[Items from a data source]
>>>>>

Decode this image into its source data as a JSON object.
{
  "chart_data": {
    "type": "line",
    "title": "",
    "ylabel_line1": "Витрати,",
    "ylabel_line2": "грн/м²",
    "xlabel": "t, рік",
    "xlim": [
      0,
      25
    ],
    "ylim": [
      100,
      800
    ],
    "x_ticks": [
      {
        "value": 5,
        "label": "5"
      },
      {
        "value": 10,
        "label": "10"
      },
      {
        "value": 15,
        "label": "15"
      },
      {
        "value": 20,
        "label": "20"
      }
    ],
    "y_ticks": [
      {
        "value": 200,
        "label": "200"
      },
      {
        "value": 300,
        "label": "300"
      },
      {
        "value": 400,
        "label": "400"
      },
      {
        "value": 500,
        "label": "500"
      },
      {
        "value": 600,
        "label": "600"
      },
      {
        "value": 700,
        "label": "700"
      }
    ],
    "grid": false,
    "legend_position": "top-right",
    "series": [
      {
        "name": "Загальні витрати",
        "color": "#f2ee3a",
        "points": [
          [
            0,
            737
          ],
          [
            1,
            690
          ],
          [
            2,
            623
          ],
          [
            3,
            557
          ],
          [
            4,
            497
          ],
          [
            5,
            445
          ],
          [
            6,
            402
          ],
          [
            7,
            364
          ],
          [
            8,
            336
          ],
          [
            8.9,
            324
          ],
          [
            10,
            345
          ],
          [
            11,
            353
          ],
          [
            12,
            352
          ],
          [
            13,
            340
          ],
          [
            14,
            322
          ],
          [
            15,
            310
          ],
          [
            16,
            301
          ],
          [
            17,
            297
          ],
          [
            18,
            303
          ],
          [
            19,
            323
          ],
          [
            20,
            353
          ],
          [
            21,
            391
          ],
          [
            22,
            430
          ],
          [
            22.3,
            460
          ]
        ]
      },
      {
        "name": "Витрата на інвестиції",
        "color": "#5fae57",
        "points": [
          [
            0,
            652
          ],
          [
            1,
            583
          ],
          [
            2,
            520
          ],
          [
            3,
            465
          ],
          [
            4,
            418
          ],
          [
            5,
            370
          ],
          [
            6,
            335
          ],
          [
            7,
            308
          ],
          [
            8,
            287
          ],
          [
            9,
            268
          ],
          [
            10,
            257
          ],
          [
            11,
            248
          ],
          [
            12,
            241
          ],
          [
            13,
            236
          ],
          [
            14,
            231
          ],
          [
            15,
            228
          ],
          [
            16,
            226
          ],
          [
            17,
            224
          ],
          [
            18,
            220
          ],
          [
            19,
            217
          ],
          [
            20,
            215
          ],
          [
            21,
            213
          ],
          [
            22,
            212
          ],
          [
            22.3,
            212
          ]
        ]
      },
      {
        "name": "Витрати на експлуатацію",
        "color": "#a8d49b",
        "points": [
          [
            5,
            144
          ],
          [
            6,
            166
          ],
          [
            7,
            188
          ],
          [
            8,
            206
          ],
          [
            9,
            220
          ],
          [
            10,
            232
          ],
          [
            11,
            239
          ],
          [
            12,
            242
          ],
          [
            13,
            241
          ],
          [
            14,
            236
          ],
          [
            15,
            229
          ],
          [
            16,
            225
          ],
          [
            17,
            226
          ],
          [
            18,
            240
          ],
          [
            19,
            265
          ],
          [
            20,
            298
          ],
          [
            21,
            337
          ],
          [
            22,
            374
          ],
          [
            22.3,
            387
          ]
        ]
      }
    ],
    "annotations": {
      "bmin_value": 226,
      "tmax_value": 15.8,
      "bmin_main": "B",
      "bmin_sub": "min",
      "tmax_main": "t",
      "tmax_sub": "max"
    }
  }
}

<<<<<

§ **Stated task**:
Go through the entries and repeat each one exactly.

§ **The result**:
Decode this image into its source data as a JSON object.
{
  "chart_data": {
    "type": "line",
    "title": "",
    "ylabel_line1": "Витрати,",
    "ylabel_line2": "грн/м²",
    "xlabel": "t, рік",
    "xlim": [
      0,
      25
    ],
    "ylim": [
      100,
      800
    ],
    "x_ticks": [
      {
        "value": 5,
        "label": "5"
      },
      {
        "value": 10,
        "label": "10"
      },
      {
        "value": 15,
        "label": "15"
      },
      {
        "value": 20,
        "label": "20"
      }
    ],
    "y_ticks": [
      {
        "value": 200,
        "label": "200"
      },
      {
        "value": 300,
        "label": "300"
      },
      {
        "value": 400,
        "label": "400"
      },
      {
        "value": 500,
        "label": "500"
      },
      {
        "value": 600,
        "label": "600"
      },
      {
        "value": 700,
        "label": "700"
      }
    ],
    "grid": false,
    "legend_position": "top-right",
    "series": [
      {
        "name": "Загальні витрати",
        "color": "#f2ee3a",
        "points": [
          [
            0,
            737
          ],
          [
            1,
            690
          ],
          [
            2,
            623
          ],
          [
            3,
            557
          ],
          [
            4,
            497
          ],
          [
            5,
            445
          ],
          [
            6,
            402
          ],
          [
            7,
            364
          ],
          [
            8,
            336
          ],
          [
            8.9,
            324
          ],
          [
            10,
            345
          ],
          [
            11,
            353
          ],
          [
            12,
            352
          ],
          [
            13,
            340
          ],
          [
            14,
            322
          ],
          [
            15,
            310
          ],
          [
            16,
            301
          ],
          [
            17,
            297
          ],
          [
            18,
            303
          ],
          [
            19,
            323
          ],
          [
            20,
            353
          ],
          [
            21,
            391
          ],
          [
            22,
            430
          ],
          [
            22.3,
            460
          ]
        ]
      },
      {
        "name": "Витрата на інвестиції",
        "color": "#5fae57",
        "points": [
          [
            0,
            652
          ],
          [
            1,
            583
          ],
          [
            2,
            520
          ],
          [
            3,
            465
          ],
          [
            4,
            418
          ],
          [
            5,
            370
          ],
          [
            6,
            335
          ],
          [
            7,
            308
          ],
          [
            8,
            287
          ],
          [
            9,
            268
          ],
          [
            10,
            257
          ],
          [
            11,
            248
          ],
          [
            12,
            241
          ],
          [
            13,
            236
          ],
          [
            14,
            231
          ],
          [
            15,
            228
          ],
          [
            16,
            226
          ],
          [
            17,
            224
          ],
          [
            18,
            220
          ],
          [
            19,
            217
          ],
          [
            20,
            215
          ],
          [
            21,
            213
          ],
          [
            22,
            212
          ],
          [
            22.3,
            212
          ]
        ]
      },
      {
        "name": "Витрати на експлуатацію",
        "color": "#a8d49b",
        "points": [
          [
            5,
            144
          ],
          [
            6,
            166
          ],
          [
            7,
            188
          ],
          [
            8,
            206
          ],
          [
            9,
            220
          ],
          [
            10,
            232
          ],
          [
            11,
            239
          ],
          [
            12,
            242
          ],
          [
            13,
            241
          ],
          [
            14,
            236
          ],
          [
            15,
            229
          ],
          [
            16,
            225
          ],
          [
            17,
            226
          ],
          [
            18,
            240
          ],
          [
            19,
            265
          ],
          [
            20,
            298
          ],
          [
            21,
            337
          ],
          [
            22,
            374
          ],
          [
            22.3,
            387
          ]
        ]
      }
    ],
    "annotations": {
      "bmin_value": 226,
      "tmax_value": 15.8,
      "bmin_main": "B",
      "bmin_sub": "min",
      "tmax_main": "t",
      "tmax_sub": "max"
    }
  }
}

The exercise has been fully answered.